But if we walk in the light, as he is in the light, we have fellowship with one another, and the blood of Jesus Christ his Son cleanses us from all sin. So here it brings out this element of light not just being this physical property. Without light, of course, everything would die immediately. If the sun all of a sudden went out, there would be instant blackness, and the freezing of the planet would just take very short time.

We wouldn't have any energy to warm us. And so light is so essential that it's related with life as well. So how to have fellowship with God is to walk in the light. And it's a formidable thing for a human being to think he can do that, because we all have this carnal human nature. But God says, look, I can help you. You can be filled with my light. I can work in you if you allow me and make you into an infinitely better person. But we have to be willing to walk in the light and not in darkness. What does darkness symbolize? Well, sin, everything that is dark and wicked and that comes from Satan. Society is filled with darkness, and God is not involved in that.

He says God is light, and there is no darkness in him. So as we walk from darkness into light, we are able to draw closer to God. And as it was brought out, develop those fruits of God.

But it's him working through us. In a sense, it's the same relationship with the sun and the moon. We can't generate it ourselves, but if the sun is shining, then the moon is able to reflect it. And in the same way, we can walk in light and righteousness and holiness. In Colossians, let's go to John 1. Notice how this is repeated by John, the same message, but with different words. In John 1, verses 1-9 talks about the beginning of everything. And of course, when it's talking in the beginning, it's not talking about in the beginning of eternity. Because eternity doesn't have a beginning. It always has existed. And God has existed. And also the Word, who became Christ, has always existed.

So here, it's just talking about in the beginning of all created things. In the beginning of all created things, there was God the Father and God the Word. Notice it says, in the beginning was the Word, and the Word was with God, and the Word was God. So you have two divine persons here. He says, He was in the beginning with God. He's always been there. All things were made through Him, and without Him nothing was made that was made. So it says, God the Father instructed, and the Word here was the one that actually carried it out.

He was the master architect. He was the one that built things, but from the instructions of God the Father. It says, verse 4, In Him was life, and the life was the light of men. So again here, light is equated with life. And without spiritual light, our life is filled with darkness.

Oh, we can be nice people. We can be decent people. But this is very different than having that spiritual light in you from God that you can reflect outwardly. And the light shines in the darkness, and the darkness did not comprehend it. Those people, they didn't recognize who was walking among them. The great majority just saw the ministry of Jesus Christ for three and a half years.

INSTRUCTION 1 -> Edit the records from the start through the line containing "- subheading: 教材分析: [95, 206, 144, 220]", replacing "info-cell" with "info-box" and leaving everything else unchanged.
INSTRUCTION 2 -> Continue the sermon excerpt on walking in the light from the point where it ends.
The sermon excerpt on walking in the light has no connection to the records that come after it.

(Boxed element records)
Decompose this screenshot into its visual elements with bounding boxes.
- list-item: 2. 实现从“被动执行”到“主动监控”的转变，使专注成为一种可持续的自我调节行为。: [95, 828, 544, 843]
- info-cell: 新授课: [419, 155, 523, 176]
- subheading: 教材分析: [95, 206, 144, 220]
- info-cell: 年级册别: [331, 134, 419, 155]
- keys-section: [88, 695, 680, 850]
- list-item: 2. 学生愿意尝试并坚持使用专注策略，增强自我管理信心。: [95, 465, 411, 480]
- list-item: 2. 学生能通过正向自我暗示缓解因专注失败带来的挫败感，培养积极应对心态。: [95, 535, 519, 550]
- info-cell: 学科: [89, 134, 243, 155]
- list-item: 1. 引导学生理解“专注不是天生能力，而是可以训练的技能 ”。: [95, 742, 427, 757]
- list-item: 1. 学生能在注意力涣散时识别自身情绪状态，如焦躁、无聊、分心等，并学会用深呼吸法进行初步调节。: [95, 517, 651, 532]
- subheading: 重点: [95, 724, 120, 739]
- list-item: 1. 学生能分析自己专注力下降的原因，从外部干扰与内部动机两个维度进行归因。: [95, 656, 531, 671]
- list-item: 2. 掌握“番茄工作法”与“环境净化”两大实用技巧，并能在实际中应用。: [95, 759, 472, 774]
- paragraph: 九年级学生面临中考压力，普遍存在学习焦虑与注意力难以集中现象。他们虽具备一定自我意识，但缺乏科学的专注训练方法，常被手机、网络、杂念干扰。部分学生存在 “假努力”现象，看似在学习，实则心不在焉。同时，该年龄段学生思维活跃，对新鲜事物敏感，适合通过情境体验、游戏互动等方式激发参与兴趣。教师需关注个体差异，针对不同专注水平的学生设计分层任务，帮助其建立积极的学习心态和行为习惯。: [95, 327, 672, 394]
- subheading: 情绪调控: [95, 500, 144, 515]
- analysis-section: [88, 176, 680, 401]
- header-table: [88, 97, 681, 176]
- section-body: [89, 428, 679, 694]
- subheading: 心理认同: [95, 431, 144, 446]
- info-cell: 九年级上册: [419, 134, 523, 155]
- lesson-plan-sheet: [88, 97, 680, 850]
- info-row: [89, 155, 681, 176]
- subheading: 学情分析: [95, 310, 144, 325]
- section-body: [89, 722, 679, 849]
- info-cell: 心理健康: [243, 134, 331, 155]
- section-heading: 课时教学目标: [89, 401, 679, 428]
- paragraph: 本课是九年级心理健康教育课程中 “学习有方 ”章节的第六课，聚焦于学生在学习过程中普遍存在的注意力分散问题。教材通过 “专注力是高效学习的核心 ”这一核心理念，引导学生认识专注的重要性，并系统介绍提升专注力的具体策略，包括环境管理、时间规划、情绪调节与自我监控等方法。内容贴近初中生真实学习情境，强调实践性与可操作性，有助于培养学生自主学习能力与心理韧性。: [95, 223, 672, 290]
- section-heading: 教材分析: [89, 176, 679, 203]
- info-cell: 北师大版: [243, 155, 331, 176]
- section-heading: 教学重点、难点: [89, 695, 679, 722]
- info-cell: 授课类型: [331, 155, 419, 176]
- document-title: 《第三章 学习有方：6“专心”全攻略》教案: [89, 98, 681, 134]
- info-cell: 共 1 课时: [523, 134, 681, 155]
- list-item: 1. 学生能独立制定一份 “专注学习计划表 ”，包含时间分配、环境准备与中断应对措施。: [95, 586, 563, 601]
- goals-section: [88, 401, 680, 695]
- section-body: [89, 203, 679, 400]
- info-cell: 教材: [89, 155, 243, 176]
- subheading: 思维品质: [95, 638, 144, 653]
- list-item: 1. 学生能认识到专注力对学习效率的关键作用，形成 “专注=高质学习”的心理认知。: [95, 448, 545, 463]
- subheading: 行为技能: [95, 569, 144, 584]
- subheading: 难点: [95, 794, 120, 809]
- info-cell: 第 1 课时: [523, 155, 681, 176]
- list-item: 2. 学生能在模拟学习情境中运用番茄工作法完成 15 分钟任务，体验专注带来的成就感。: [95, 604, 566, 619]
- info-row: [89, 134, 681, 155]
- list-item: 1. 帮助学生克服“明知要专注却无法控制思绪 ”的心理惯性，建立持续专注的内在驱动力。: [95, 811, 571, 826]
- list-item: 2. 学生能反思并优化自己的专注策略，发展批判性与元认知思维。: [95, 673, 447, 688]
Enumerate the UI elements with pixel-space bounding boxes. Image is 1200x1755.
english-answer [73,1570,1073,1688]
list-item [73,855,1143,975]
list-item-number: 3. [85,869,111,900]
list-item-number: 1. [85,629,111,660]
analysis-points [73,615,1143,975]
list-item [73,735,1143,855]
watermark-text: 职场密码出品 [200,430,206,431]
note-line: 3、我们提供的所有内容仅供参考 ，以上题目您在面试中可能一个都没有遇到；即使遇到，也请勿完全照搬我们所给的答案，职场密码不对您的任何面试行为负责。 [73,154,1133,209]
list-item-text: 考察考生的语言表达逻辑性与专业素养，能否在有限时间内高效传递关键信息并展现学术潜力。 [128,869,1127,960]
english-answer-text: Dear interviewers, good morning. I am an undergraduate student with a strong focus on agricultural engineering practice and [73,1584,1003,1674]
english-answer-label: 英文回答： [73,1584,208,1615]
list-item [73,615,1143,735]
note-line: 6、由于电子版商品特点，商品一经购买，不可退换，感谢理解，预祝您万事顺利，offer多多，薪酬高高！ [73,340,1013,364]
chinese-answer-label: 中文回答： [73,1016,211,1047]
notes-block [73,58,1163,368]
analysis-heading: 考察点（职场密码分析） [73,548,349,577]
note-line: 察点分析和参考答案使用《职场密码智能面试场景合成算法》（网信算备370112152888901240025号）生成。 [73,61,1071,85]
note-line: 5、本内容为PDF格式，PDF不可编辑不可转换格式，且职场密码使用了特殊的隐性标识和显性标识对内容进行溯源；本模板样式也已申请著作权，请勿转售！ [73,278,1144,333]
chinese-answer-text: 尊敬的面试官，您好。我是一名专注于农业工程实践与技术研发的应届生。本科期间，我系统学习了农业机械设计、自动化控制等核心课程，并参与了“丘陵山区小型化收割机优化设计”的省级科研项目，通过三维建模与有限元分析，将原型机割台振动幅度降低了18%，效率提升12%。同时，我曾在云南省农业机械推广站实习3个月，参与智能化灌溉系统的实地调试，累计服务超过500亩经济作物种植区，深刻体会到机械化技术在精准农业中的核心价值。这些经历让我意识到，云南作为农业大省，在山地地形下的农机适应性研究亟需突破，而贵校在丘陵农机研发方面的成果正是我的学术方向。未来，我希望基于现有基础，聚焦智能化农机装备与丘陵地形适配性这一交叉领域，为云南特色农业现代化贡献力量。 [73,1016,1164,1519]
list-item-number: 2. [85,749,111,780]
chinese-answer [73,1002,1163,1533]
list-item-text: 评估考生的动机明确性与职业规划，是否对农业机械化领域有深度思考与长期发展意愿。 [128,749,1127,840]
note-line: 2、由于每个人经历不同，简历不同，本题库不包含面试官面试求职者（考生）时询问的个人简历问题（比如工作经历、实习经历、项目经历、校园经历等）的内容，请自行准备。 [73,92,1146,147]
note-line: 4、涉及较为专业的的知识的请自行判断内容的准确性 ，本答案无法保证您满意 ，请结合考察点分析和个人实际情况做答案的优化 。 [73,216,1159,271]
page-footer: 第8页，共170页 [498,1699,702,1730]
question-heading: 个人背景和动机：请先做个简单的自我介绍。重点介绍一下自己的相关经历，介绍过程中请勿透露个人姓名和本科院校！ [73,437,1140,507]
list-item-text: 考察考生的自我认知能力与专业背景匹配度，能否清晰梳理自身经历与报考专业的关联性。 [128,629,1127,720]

EXPECTED ANSWER 1 ->
Decompose this screenshot into its visual elements with bounding boxes.
- list-item: 2. 实现从“被动执行”到“主动监控”的转变，使专注成为一种可持续的自我调节行为。: [95, 828, 544, 843]
- info-box: 新授课: [419, 155, 523, 176]
- subheading: 教材分析: [95, 206, 144, 220]

EXPECTED ANSWER 2 ->
Literally thousands of miracles were performed during that time. Jesus Christ, before He began His ministry, He actually fasted 40 days and 49. God had to give Him a special type of strength. But what He was doing was He was charging His spiritual batteries. Because once He started in His ministry, there was no time to have a 40-day fast.

He was just nonstop healing people wherever He met, having compassion on them. It was three and a half years of tremendous service. And He was there for all the people. He saw most of them, didn't know who He was, had no idea. The great majority, after being healed and listening to Christ, they went back to the synagogues. And their leaders said, oh no, He's not part of us. He's not credentialed.

He's got these miracles. Well, we don't know what source He uses for that. But for three and a half years, He raised up people from the dead. And so it says here that the darkness did not comprehend it. People that were in darkness did not understand what they were dealing with. Just as today, people have no idea what they are dealing with. And when you come to the truth and you come to the light, it's the same responsibility. Because we're not talking here of man's words or whatever.

You go to another church. No, you're going to listen to God's Word, the truth of the matter. Light is going to be there. Now, whether you want to accept it or not, that's something different. And so it goes on and says here, There was a man sent from God whose name was John. This man came for a witness to bear witness of the light that all through him might believe. Talking about John, he was not the light, but was sent to bear witness of that light.

That was the true light which gives light to every man coming into the world. And so there's still that light out there. It's not being heated. It's not being recognized, but it is there for everybody who wants it. And then God's calling has to get involved, but a person has to desire it first.

So let's go to Colossians chapter 1. I think this is just as important of a subject as you can find in a person's life as well as in the Bible. Colossians 1 verse 16 through 17. It says here, talking about Christ, So yes, through Christ, the Word at that time, everything was created. All the angels were created by Christ, as well as everything physical, this whole universe. Space, matter, energy, all of it was created by Christ.

It says, whether thrones or dominions or principalities or powers, it doesn't matter whether you're talking about heavenly angelic responsibilities, because angels have different hierarchy of power. Satan is in charge of a third of those angels, and there are two thirds that have remained holy and did not go along with Satan. But then we have human powers, and all of that is given by God. Man does not have that power by himself. It says, All things were created through him, and then there's a mind-blowing concept for him.

Can you imagine? You have the Creator here making it happen, and yet God the Father is the one that gives him the instructions. He says to the Word at that time, you're going to create all of this, and all of this is for you. For you to one day be able to see all the beauty and the plan of God being carried out, and having all of these sons and daughters be part of our spiritual family and inheriting all things. So it's not just that he did something, and then you just walk away. No. In the end, he's still going to be there for him.

Notice in Romans 8, 16. Romans 8, 16, and 17. It says, and here the term should be it. It says, The Spirit itself bears witness with our spirit. If you have a King James Version, you would have it, because the Spirit is in the neuter gender. It's not a person. It's an it. The Spirit itself bears witness with our spirit that we are children of God. And if children, then heirs, heirs of God, and joint heirs with Christ, if indeed we suffer with him, that we may also be glorified together. So right now, although Christ has carried everything out, there are opposing forces out there.

Christ is not guiding everybody. Not everybody is being part of the family of God and growing. But eventually, Christ is the ultimate heir of all things. And he says, we are co-heirs. We're going to share all of these things created. And so that's why it says it was created by him and for him. So let's go to Psalm 104, verse 13, because I covered in the first part up to verse 12. Psalm 114, verse 13. As I say, Psalm 104, I meant. Psalm 104, verses 13 and 17.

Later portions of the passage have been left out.